### Written exercise
Pictures do not belong in the copy. Return all of the entries exactly.

### Records for this exercise
>> start

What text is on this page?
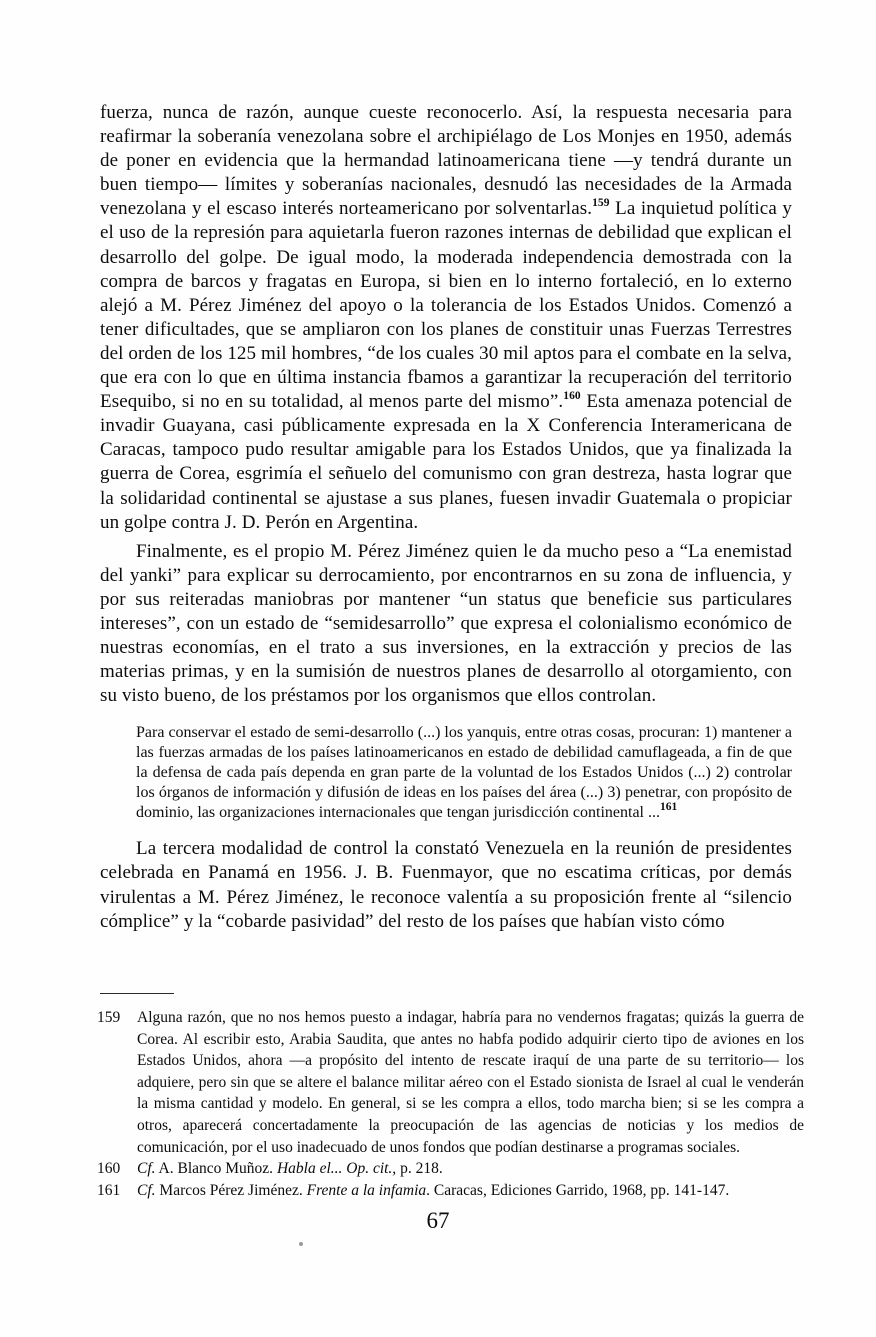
fuerza, nunca de razón, aunque cueste reconocerlo. Así, la respuesta necesaria para reafirmar la soberanía venezolana sobre el archipiélago de Los Monjes en 1950, además de poner en evidencia que la hermandad latinoamericana tiene —y tendrá durante un buen tiempo— límites y soberanías nacionales, desnudó las necesidades de la Armada venezolana y el escaso interés norteamericano por solventarlas.$^{159}$ La inquietud política y el uso de la represión para aquietarla fueron razones internas de debilidad que explican el desarrollo del golpe. De igual modo, la moderada independencia demostrada con la compra de barcos y fragatas en Europa, si bien en lo interno fortaleció, en lo externo alejó a M. Pérez Jiménez del apoyo o la tolerancia de los Estados Unidos. Comenzó a tener dificultades, que se ampliaron con los planes de constituir unas Fuerzas Terrestres del orden de los 125 mil hombres, “de los cuales 30 mil aptos para el combate en la selva, que era con lo que en última instancia fbamos a garantizar la recuperación del territorio Esequibo, si no en su totalidad, al menos parte del mismo”.$^{160}$ Esta amenaza potencial de invadir Guayana, casi públicamente expresada en la X Conferencia Interamericana de Caracas, tampoco pudo resultar amigable para los Estados Unidos, que ya finalizada la guerra de Corea, esgrimía el señuelo del comunismo con gran destreza, hasta lograr que la solidaridad continental se ajustase a sus planes, fuesen invadir Guatemala o propiciar un golpe contra J. D. Perón en Argentina.

Finalmente, es el propio M. Pérez Jiménez quien le da mucho peso a “La enemistad del yanki” para explicar su derrocamiento, por encontrarnos en su zona de influencia, y por sus reiteradas maniobras por mantener “un status que beneficie sus particulares intereses”, con un estado de “semidesarrollo” que expresa el colonialismo económico de nuestras economías, en el trato a sus inversiones, en la extracción y precios de las materias primas, y en la sumisión de nuestros planes de desarrollo al otorgamiento, con su visto bueno, de los préstamos por los organismos que ellos controlan.

Para conservar el estado de semi-desarrollo (...) los yanquis, entre otras cosas, procuran: 1) mantener a las fuerzas armadas de los países latinoamericanos en estado de debilidad camuflageada, a fin de que la defensa de cada país dependa en gran parte de la voluntad de los Estados Unidos (...) 2) controlar los órganos de información y difusión de ideas en los países del área (...) 3) penetrar, con propósito de dominio, las organizaciones internacionales que tengan jurisdicción continental ...$^{161}$

La tercera modalidad de control la constató Venezuela en la reunión de presidentes celebrada en Panamá en 1956. J. B. Fuenmayor, que no escatima críticas, por demás virulentas a M. Pérez Jiménez, le reconoce valentía a su proposición frente al “silencio cómplice” y la “cobarde pasividad” del resto de los países que habían visto cómo

159	Alguna razón, que no nos hemos puesto a indagar, habría para no vendernos fragatas; quizás la guerra de Corea. Al escribir esto, Arabia Saudita, que antes no habfa podido adquirir cierto tipo de aviones en los Estados Unidos, ahora —a propósito del intento de rescate iraquí de una parte de su territorio— los adquiere, pero sin que se altere el balance militar aéreo con el Estado sionista de Israel al cual le venderán la misma cantidad y modelo. En general, si se les compra a ellos, todo marcha bien; si se les compra a otros, aparecerá concertadamente la preocupación de las agencias de noticias y los medios de comunicación, por el uso inadecuado de unos fondos que podían destinarse a programas sociales.
160	Cf. A. Blanco Muñoz. Habla el... Op. cit., p. 218.
161	Cf. Marcos Pérez Jiménez. Frente a la infamia. Caracas, Ediciones Garrido, 1968, pp. 141-147.
67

>> end

### Written response
What text is on this page?
fuerza, nunca de razón, aunque cueste reconocerlo. Así, la respuesta necesaria para reafirmar la soberanía venezolana sobre el archipiélago de Los Monjes en 1950, además de poner en evidencia que la hermandad latinoamericana tiene —y tendrá durante un buen tiempo— límites y soberanías nacionales, desnudó las necesidades de la Armada venezolana y el escaso interés norteamericano por solventarlas.$^{159}$ La inquietud política y el uso de la represión para aquietarla fueron razones internas de debilidad que explican el desarrollo del golpe. De igual modo, la moderada independencia demostrada con la compra de barcos y fragatas en Europa, si bien en lo interno fortaleció, en lo externo alejó a M. Pérez Jiménez del apoyo o la tolerancia de los Estados Unidos. Comenzó a tener dificultades, que se ampliaron con los planes de constituir unas Fuerzas Terrestres del orden de los 125 mil hombres, “de los cuales 30 mil aptos para el combate en la selva, que era con lo que en última instancia fbamos a garantizar la recuperación del territorio Esequibo, si no en su totalidad, al menos parte del mismo”.$^{160}$ Esta amenaza potencial de invadir Guayana, casi públicamente expresada en la X Conferencia Interamericana de Caracas, tampoco pudo resultar amigable para los Estados Unidos, que ya finalizada la guerra de Corea, esgrimía el señuelo del comunismo con gran destreza, hasta lograr que la solidaridad continental se ajustase a sus planes, fuesen invadir Guatemala o propiciar un golpe contra J. D. Perón en Argentina.

Finalmente, es el propio M. Pérez Jiménez quien le da mucho peso a “La enemistad del yanki” para explicar su derrocamiento, por encontrarnos en su zona de influencia, y por sus reiteradas maniobras por mantener “un status que beneficie sus particulares intereses”, con un estado de “semidesarrollo” que expresa el colonialismo económico de nuestras economías, en el trato a sus inversiones, en la extracción y precios de las materias primas, y en la sumisión de nuestros planes de desarrollo al otorgamiento, con su visto bueno, de los préstamos por los organismos que ellos controlan.

Para conservar el estado de semi-desarrollo (...) los yanquis, entre otras cosas, procuran: 1) mantener a las fuerzas armadas de los países latinoamericanos en estado de debilidad camuflageada, a fin de que la defensa de cada país dependa en gran parte de la voluntad de los Estados Unidos (...) 2) controlar los órganos de información y difusión de ideas en los países del área (...) 3) penetrar, con propósito de dominio, las organizaciones internacionales que tengan jurisdicción continental ...$^{161}$

La tercera modalidad de control la constató Venezuela en la reunión de presidentes celebrada en Panamá en 1956. J. B. Fuenmayor, que no escatima críticas, por demás virulentas a M. Pérez Jiménez, le reconoce valentía a su proposición frente al “silencio cómplice” y la “cobarde pasividad” del resto de los países que habían visto cómo

159	Alguna razón, que no nos hemos puesto a indagar, habría para no vendernos fragatas; quizás la guerra de Corea. Al escribir esto, Arabia Saudita, que antes no habfa podido adquirir cierto tipo de aviones en los Estados Unidos, ahora —a propósito del intento de rescate iraquí de una parte de su territorio— los adquiere, pero sin que se altere el balance militar aéreo con el Estado sionista de Israel al cual le venderán la misma cantidad y modelo. En general, si se les compra a ellos, todo marcha bien; si se les compra a otros, aparecerá concertadamente la preocupación de las agencias de noticias y los medios de comunicación, por el uso inadecuado de unos fondos que podían destinarse a programas sociales.
160	Cf. A. Blanco Muñoz. Habla el... Op. cit., p. 218.
161	Cf. Marcos Pérez Jiménez. Frente a la infamia. Caracas, Ediciones Garrido, 1968, pp. 141-147.
67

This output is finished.